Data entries
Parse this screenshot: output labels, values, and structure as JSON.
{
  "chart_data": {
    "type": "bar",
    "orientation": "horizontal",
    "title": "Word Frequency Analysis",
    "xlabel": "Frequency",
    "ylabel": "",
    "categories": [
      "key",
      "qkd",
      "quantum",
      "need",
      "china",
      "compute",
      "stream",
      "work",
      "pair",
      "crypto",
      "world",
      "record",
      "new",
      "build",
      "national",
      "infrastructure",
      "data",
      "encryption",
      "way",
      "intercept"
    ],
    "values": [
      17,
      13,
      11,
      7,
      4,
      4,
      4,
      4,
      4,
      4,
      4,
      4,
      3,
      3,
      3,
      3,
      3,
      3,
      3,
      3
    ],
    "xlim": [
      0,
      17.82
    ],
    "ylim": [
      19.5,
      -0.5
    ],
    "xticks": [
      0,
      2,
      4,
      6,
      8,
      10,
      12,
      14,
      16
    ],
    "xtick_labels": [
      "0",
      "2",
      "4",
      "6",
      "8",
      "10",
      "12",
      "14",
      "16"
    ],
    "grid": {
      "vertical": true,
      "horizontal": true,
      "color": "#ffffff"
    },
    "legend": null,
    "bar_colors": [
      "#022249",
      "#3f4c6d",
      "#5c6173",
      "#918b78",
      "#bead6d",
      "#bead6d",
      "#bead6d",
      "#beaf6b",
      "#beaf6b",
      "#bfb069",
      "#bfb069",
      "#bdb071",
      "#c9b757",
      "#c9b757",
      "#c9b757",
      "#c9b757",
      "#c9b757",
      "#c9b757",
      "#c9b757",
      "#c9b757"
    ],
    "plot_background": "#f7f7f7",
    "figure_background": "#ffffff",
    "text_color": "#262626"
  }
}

▸ **TO DO**
From the listing above, extract every line exactly as it stands.

▸ **EXPECTED ANSWER**
Parse this screenshot: output labels, values, and structure as JSON.
{
  "chart_data": {
    "type": "bar",
    "orientation": "horizontal",
    "title": "Word Frequency Analysis",
    "xlabel": "Frequency",
    "ylabel": "",
    "categories": [
      "key",
      "qkd",
      "quantum",
      "need",
      "china",
      "compute",
      "stream",
      "work",
      "pair",
      "crypto",
      "world",
      "record",
      "new",
      "build",
      "national",
      "infrastructure",
      "data",
      "encryption",
      "way",
      "intercept"
    ],
    "values": [
      17,
      13,
      11,
      7,
      4,
      4,
      4,
      4,
      4,
      4,
      4,
      4,
      3,
      3,
      3,
      3,
      3,
      3,
      3,
      3
    ],
    "xlim": [
      0,
      17.82
    ],
    "ylim": [
      19.5,
      -0.5
    ],
    "xticks": [
      0,
      2,
      4,
      6,
      8,
      10,
      12,
      14,
      16
    ],
    "xtick_labels": [
      "0",
      "2",
      "4",
      "6",
      "8",
      "10",
      "12",
      "14",
      "16"
    ],
    "grid": {
      "vertical": true,
      "horizontal": true,
      "color": "#ffffff"
    },
    "legend": null,
    "bar_colors": [
      "#022249",
      "#3f4c6d",
      "#5c6173",
      "#918b78",
      "#bead6d",
      "#bead6d",
      "#bead6d",
      "#beaf6b",
      "#beaf6b",
      "#bfb069",
      "#bfb069",
      "#bdb071",
      "#c9b757",
      "#c9b757",
      "#c9b757",
      "#c9b757",
      "#c9b757",
      "#c9b757",
      "#c9b757",
      "#c9b757"
    ],
    "plot_background": "#f7f7f7",
    "figure_background": "#ffffff",
    "text_color": "#262626"
  }
}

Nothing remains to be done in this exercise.